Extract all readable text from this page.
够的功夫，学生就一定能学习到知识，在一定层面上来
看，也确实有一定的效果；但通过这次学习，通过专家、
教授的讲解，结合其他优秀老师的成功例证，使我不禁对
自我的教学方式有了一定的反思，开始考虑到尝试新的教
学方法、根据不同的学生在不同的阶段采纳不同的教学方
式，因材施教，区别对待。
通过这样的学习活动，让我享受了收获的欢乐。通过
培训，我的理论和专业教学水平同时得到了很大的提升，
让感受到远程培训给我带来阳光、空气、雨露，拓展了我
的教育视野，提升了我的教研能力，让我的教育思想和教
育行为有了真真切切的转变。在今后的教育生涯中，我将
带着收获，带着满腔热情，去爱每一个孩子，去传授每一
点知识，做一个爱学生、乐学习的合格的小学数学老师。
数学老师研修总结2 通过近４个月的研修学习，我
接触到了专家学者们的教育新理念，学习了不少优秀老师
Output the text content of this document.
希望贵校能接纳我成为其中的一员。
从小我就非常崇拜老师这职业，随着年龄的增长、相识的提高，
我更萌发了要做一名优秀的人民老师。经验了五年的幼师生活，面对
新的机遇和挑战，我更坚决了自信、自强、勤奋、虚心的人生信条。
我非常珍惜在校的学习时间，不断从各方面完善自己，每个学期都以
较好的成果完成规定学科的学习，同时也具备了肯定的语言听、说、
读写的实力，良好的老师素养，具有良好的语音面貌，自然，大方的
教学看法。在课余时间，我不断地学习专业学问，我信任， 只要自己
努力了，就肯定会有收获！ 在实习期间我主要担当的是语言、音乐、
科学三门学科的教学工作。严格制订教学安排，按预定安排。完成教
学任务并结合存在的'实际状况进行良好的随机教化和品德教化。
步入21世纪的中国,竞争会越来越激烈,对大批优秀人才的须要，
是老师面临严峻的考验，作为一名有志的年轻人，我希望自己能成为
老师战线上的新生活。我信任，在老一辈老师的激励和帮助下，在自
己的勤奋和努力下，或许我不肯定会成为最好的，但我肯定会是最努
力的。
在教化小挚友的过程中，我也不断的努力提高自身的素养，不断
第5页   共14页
---
Output all of the data again, exactly.

[Expected answer]
Extract all readable text from this page.
够的功夫，学生就一定能学习到知识，在一定层面上来
看，也确实有一定的效果；但通过这次学习，通过专家、
教授的讲解，结合其他优秀老师的成功例证，使我不禁对
自我的教学方式有了一定的反思，开始考虑到尝试新的教
学方法、根据不同的学生在不同的阶段采纳不同的教学方
式，因材施教，区别对待。
通过这样的学习活动，让我享受了收获的欢乐。通过
培训，我的理论和专业教学水平同时得到了很大的提升，
让感受到远程培训给我带来阳光、空气、雨露，拓展了我
的教育视野，提升了我的教研能力，让我的教育思想和教
育行为有了真真切切的转变。在今后的教育生涯中，我将
带着收获，带着满腔热情，去爱每一个孩子，去传授每一
点知识，做一个爱学生、乐学习的合格的小学数学老师。
数学老师研修总结2 通过近４个月的研修学习，我
接触到了专家学者们的教育新理念，学习了不少优秀老师
Output the text content of this document.
希望贵校能接纳我成为其中的一员。
从小我就非常崇拜老师这职业，随着年龄的增长、相识的提高，
我更萌发了要做一名优秀的人民老师。经验了五年的幼师生活，面对
新的机遇和挑战，我更坚决了自信、自强、勤奋、虚心的人生信条。
我非常珍惜在校的学习时间，不断从各方面完善自己，每个学期都以
较好的成果完成规定学科的学习，同时也具备了肯定的语言听、说、
读写的实力，良好的老师素养，具有良好的语音面貌，自然，大方的
教学看法。在课余时间，我不断地学习专业学问，我信任， 只要自己
努力了，就肯定会有收获！ 在实习期间我主要担当的是语言、音乐、
科学三门学科的教学工作。严格制订教学安排，按预定安排。完成教
学任务并结合存在的'实际状况进行良好的随机教化和品德教化。
步入21世纪的中国,竞争会越来越激烈,对大批优秀人才的须要，
是老师面临严峻的考验，作为一名有志的年轻人，我希望自己能成为
老师战线上的新生活。我信任，在老一辈老师的激励和帮助下，在自
己的勤奋和努力下，或许我不肯定会成为最好的，但我肯定会是最努
力的。
在教化小挚友的过程中，我也不断的努力提高自身的素养，不断
第5页   共14页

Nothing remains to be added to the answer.